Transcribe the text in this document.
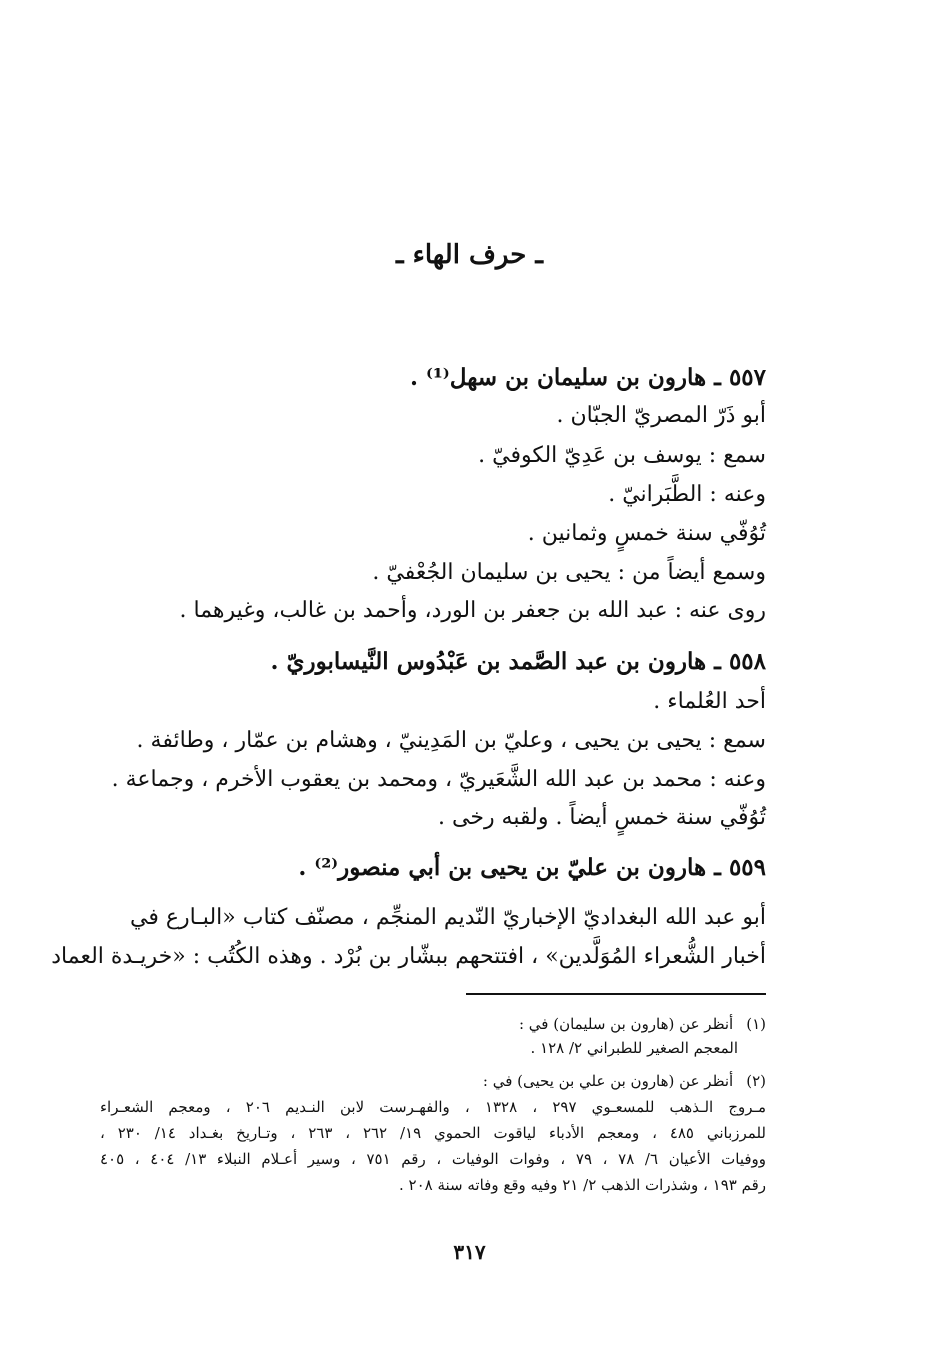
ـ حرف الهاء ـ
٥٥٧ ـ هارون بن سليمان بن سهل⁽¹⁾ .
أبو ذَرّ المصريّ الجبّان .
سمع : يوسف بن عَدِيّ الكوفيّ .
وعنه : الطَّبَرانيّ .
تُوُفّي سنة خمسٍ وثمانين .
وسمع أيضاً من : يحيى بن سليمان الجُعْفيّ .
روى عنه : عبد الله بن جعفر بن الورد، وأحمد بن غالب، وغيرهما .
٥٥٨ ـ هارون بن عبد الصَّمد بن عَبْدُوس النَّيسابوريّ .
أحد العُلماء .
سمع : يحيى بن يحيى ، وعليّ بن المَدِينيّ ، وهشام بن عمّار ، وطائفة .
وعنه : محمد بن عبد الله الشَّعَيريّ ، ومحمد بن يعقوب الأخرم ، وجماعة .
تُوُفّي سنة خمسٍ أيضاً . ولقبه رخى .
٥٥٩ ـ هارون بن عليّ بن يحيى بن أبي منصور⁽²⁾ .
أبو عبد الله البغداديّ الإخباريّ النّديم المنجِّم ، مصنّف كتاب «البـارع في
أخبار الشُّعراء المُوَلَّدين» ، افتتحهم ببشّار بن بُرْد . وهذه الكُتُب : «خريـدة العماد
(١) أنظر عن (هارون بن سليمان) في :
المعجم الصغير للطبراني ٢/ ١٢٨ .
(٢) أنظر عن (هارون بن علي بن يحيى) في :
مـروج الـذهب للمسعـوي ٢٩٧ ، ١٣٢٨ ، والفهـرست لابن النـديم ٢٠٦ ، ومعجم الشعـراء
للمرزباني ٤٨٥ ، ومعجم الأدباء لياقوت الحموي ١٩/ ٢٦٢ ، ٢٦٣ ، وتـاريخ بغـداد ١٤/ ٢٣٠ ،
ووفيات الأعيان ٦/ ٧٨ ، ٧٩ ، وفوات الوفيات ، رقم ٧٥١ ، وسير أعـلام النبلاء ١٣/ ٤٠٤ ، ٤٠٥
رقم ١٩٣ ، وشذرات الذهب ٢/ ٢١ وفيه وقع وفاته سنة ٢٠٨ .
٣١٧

▶ [Instructions for the task]: Give the entries again without a single change, but with no pictures.

▶ [Output for this exercise]:
Transcribe the text in this document.
ـ حرف الهاء ـ
٥٥٧ ـ هارون بن سليمان بن سهل⁽¹⁾ .
أبو ذَرّ المصريّ الجبّان .
سمع : يوسف بن عَدِيّ الكوفيّ .
وعنه : الطَّبَرانيّ .
تُوُفّي سنة خمسٍ وثمانين .
وسمع أيضاً من : يحيى بن سليمان الجُعْفيّ .
روى عنه : عبد الله بن جعفر بن الورد، وأحمد بن غالب، وغيرهما .
٥٥٨ ـ هارون بن عبد الصَّمد بن عَبْدُوس النَّيسابوريّ .
أحد العُلماء .
سمع : يحيى بن يحيى ، وعليّ بن المَدِينيّ ، وهشام بن عمّار ، وطائفة .
وعنه : محمد بن عبد الله الشَّعَيريّ ، ومحمد بن يعقوب الأخرم ، وجماعة .
تُوُفّي سنة خمسٍ أيضاً . ولقبه رخى .
٥٥٩ ـ هارون بن عليّ بن يحيى بن أبي منصور⁽²⁾ .
أبو عبد الله البغداديّ الإخباريّ النّديم المنجِّم ، مصنّف كتاب «البـارع في
أخبار الشُّعراء المُوَلَّدين» ، افتتحهم ببشّار بن بُرْد . وهذه الكُتُب : «خريـدة العماد
(١) أنظر عن (هارون بن سليمان) في :
المعجم الصغير للطبراني ٢/ ١٢٨ .
(٢) أنظر عن (هارون بن علي بن يحيى) في :
مـروج الـذهب للمسعـوي ٢٩٧ ، ١٣٢٨ ، والفهـرست لابن النـديم ٢٠٦ ، ومعجم الشعـراء
للمرزباني ٤٨٥ ، ومعجم الأدباء لياقوت الحموي ١٩/ ٢٦٢ ، ٢٦٣ ، وتـاريخ بغـداد ١٤/ ٢٣٠ ،
ووفيات الأعيان ٦/ ٧٨ ، ٧٩ ، وفوات الوفيات ، رقم ٧٥١ ، وسير أعـلام النبلاء ١٣/ ٤٠٤ ، ٤٠٥
رقم ١٩٣ ، وشذرات الذهب ٢/ ٢١ وفيه وقع وفاته سنة ٢٠٨ .
٣١٧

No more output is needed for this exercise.